:: WHAT THE TASK REQUIRES ::
Go through the entries below and write each one out exactly.

┌──

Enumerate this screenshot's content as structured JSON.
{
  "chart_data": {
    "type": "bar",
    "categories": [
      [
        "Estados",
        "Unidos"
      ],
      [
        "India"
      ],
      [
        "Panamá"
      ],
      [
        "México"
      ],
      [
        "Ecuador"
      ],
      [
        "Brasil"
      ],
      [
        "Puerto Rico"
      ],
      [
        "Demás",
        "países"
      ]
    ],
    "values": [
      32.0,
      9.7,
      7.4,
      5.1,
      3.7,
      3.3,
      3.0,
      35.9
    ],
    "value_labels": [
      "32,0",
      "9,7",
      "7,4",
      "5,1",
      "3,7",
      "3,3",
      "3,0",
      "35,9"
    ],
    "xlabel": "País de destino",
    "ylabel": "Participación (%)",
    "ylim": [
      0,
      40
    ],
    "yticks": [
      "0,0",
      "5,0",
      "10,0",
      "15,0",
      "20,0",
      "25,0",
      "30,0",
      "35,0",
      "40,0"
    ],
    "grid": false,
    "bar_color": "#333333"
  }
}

└──

:: RIGHT ANSWER ::
Enumerate this screenshot's content as structured JSON.
{
  "chart_data": {
    "type": "bar",
    "categories": [
      [
        "Estados",
        "Unidos"
      ],
      [
        "India"
      ],
      [
        "Panamá"
      ],
      [
        "México"
      ],
      [
        "Ecuador"
      ],
      [
        "Brasil"
      ],
      [
        "Puerto Rico"
      ],
      [
        "Demás",
        "países"
      ]
    ],
    "values": [
      32.0,
      9.7,
      7.4,
      5.1,
      3.7,
      3.3,
      3.0,
      35.9
    ],
    "value_labels": [
      "32,0",
      "9,7",
      "7,4",
      "5,1",
      "3,7",
      "3,3",
      "3,0",
      "35,9"
    ],
    "xlabel": "País de destino",
    "ylabel": "Participación (%)",
    "ylim": [
      0,
      40
    ],
    "yticks": [
      "0,0",
      "5,0",
      "10,0",
      "15,0",
      "20,0",
      "25,0",
      "30,0",
      "35,0",
      "40,0"
    ],
    "grid": false,
    "bar_color": "#333333"
  }
}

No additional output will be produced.